━━━ DATA PROVIDED ━━━

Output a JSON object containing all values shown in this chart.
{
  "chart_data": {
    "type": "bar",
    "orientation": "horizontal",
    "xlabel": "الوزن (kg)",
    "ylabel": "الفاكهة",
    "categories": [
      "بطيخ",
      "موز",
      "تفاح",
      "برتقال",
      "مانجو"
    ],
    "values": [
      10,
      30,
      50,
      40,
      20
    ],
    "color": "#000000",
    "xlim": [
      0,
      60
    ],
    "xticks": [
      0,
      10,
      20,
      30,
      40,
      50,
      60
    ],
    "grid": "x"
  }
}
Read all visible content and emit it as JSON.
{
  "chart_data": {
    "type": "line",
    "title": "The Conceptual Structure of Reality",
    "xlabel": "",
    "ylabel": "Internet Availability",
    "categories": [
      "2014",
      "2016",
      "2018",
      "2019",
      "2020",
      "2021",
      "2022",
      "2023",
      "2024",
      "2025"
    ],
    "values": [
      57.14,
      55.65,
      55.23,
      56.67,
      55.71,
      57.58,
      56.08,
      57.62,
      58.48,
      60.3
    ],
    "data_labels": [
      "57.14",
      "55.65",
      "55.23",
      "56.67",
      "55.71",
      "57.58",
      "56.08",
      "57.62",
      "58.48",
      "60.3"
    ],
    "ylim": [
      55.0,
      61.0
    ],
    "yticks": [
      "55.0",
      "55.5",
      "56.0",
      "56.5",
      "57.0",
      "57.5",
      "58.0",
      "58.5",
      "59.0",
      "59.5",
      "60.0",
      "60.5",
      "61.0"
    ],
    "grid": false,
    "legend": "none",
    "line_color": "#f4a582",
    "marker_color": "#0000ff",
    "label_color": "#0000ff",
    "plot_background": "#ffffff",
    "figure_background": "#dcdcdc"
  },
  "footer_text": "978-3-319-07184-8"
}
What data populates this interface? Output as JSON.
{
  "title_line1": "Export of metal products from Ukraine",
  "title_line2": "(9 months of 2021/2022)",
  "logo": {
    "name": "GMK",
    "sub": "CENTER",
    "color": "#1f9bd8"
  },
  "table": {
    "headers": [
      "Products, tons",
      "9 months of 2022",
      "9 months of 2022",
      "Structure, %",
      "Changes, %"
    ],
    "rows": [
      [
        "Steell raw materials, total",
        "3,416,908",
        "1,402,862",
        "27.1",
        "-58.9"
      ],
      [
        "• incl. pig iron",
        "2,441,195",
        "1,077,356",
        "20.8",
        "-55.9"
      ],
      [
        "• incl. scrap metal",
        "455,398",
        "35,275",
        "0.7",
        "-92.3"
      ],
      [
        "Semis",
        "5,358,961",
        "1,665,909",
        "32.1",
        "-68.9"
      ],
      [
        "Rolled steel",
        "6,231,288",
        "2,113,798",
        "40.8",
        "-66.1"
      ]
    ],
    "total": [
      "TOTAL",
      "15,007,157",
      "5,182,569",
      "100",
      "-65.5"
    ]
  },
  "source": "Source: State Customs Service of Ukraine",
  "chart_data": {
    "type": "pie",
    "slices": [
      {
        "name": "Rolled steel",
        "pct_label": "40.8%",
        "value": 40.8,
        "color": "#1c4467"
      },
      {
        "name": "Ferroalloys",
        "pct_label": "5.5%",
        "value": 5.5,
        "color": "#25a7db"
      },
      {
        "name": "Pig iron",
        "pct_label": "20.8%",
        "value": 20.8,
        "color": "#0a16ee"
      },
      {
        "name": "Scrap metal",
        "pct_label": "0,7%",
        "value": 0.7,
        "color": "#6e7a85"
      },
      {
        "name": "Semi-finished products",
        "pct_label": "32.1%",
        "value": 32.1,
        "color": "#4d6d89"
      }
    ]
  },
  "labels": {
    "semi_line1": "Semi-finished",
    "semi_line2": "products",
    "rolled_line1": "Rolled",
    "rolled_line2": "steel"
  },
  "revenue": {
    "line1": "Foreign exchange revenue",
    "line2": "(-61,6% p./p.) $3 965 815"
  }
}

━━━

§ **EXERCISE DESCRIPTION**
Examine the records and pull out every line where the string "Output" occurs.

§ **SOLUTION BELOW**
Output a JSON object containing all values shown in this chart.
What data populates this interface? Output as JSON.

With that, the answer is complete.